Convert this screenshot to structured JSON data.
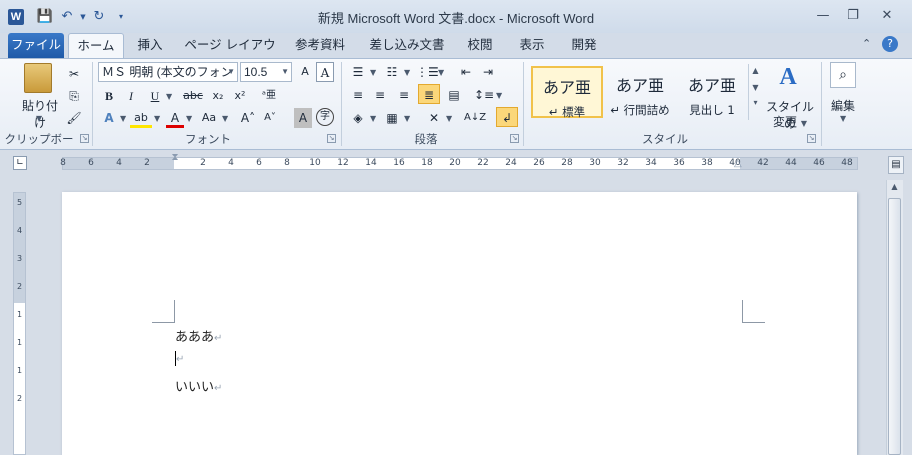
{
  "title_bar": {
    "app_icon_letter": "W",
    "title": "新規 Microsoft Word 文書.docx - Microsoft Word"
  },
  "tabs": [
    {
      "label": "ファイル"
    },
    {
      "label": "ホーム"
    },
    {
      "label": "挿入"
    },
    {
      "label": "ページ レイアウト"
    },
    {
      "label": "参考資料"
    },
    {
      "label": "差し込み文書"
    },
    {
      "label": "校閲"
    },
    {
      "label": "表示"
    },
    {
      "label": "開発"
    }
  ],
  "ribbon": {
    "clipboard": {
      "paste_label": "貼り付け",
      "group_label": "クリップボード"
    },
    "font": {
      "font_name": "ＭＳ 明朝 (本文のフォン",
      "font_size": "10.5",
      "group_label": "フォント"
    },
    "paragraph": {
      "group_label": "段落"
    },
    "styles": {
      "items": [
        {
          "sample": "あア亜",
          "name": "↵ 標準"
        },
        {
          "sample": "あア亜",
          "name": "↵ 行間詰め"
        },
        {
          "sample": "あア亜",
          "name": "見出し 1"
        }
      ],
      "change_label_1": "スタイルの",
      "change_label_2": "変更",
      "group_label": "スタイル"
    },
    "editing": {
      "label": "編集"
    }
  },
  "ruler": {
    "numbers": [
      "8",
      "6",
      "4",
      "2",
      "2",
      "4",
      "6",
      "8",
      "10",
      "12",
      "14",
      "16",
      "18",
      "20",
      "22",
      "24",
      "26",
      "28",
      "30",
      "32",
      "34",
      "36",
      "38",
      "40",
      "42",
      "44",
      "46",
      "48"
    ],
    "vertical_numbers": [
      "5",
      "4",
      "3",
      "2",
      "1",
      "1",
      "1",
      "2"
    ]
  },
  "document": {
    "lines": [
      "あああ",
      "",
      "いいい"
    ],
    "pilcrow": "↵"
  }
}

+++

### Exercise
Leave out every picture and copy the rest of the records exactly.

### Solved problem
Convert this screenshot to structured JSON data.
{
  "title_bar": {
    "app_icon_letter": "W",
    "title": "新規 Microsoft Word 文書.docx - Microsoft Word"
  },
  "tabs": [
    {
      "label": "ファイル"
    },
    {
      "label": "ホーム"
    },
    {
      "label": "挿入"
    },
    {
      "label": "ページ レイアウト"
    },
    {
      "label": "参考資料"
    },
    {
      "label": "差し込み文書"
    },
    {
      "label": "校閲"
    },
    {
      "label": "表示"
    },
    {
      "label": "開発"
    }
  ],
  "ribbon": {
    "clipboard": {
      "paste_label": "貼り付け",
      "group_label": "クリップボード"
    },
    "font": {
      "font_name": "ＭＳ 明朝 (本文のフォン",
      "font_size": "10.5",
      "group_label": "フォント"
    },
    "paragraph": {
      "group_label": "段落"
    },
    "styles": {
      "items": [
        {
          "sample": "あア亜",
          "name": "↵ 標準"
        },
        {
          "sample": "あア亜",
          "name": "↵ 行間詰め"
        },
        {
          "sample": "あア亜",
          "name": "見出し 1"
        }
      ],
      "change_label_1": "スタイルの",
      "change_label_2": "変更",
      "group_label": "スタイル"
    },
    "editing": {
      "label": "編集"
    }
  },
  "ruler": {
    "numbers": [
      "8",
      "6",
      "4",
      "2",
      "2",
      "4",
      "6",
      "8",
      "10",
      "12",
      "14",
      "16",
      "18",
      "20",
      "22",
      "24",
      "26",
      "28",
      "30",
      "32",
      "34",
      "36",
      "38",
      "40",
      "42",
      "44",
      "46",
      "48"
    ],
    "vertical_numbers": [
      "5",
      "4",
      "3",
      "2",
      "1",
      "1",
      "1",
      "2"
    ]
  },
  "document": {
    "lines": [
      "あああ",
      "",
      "いいい"
    ],
    "pilcrow": "↵"
  }
}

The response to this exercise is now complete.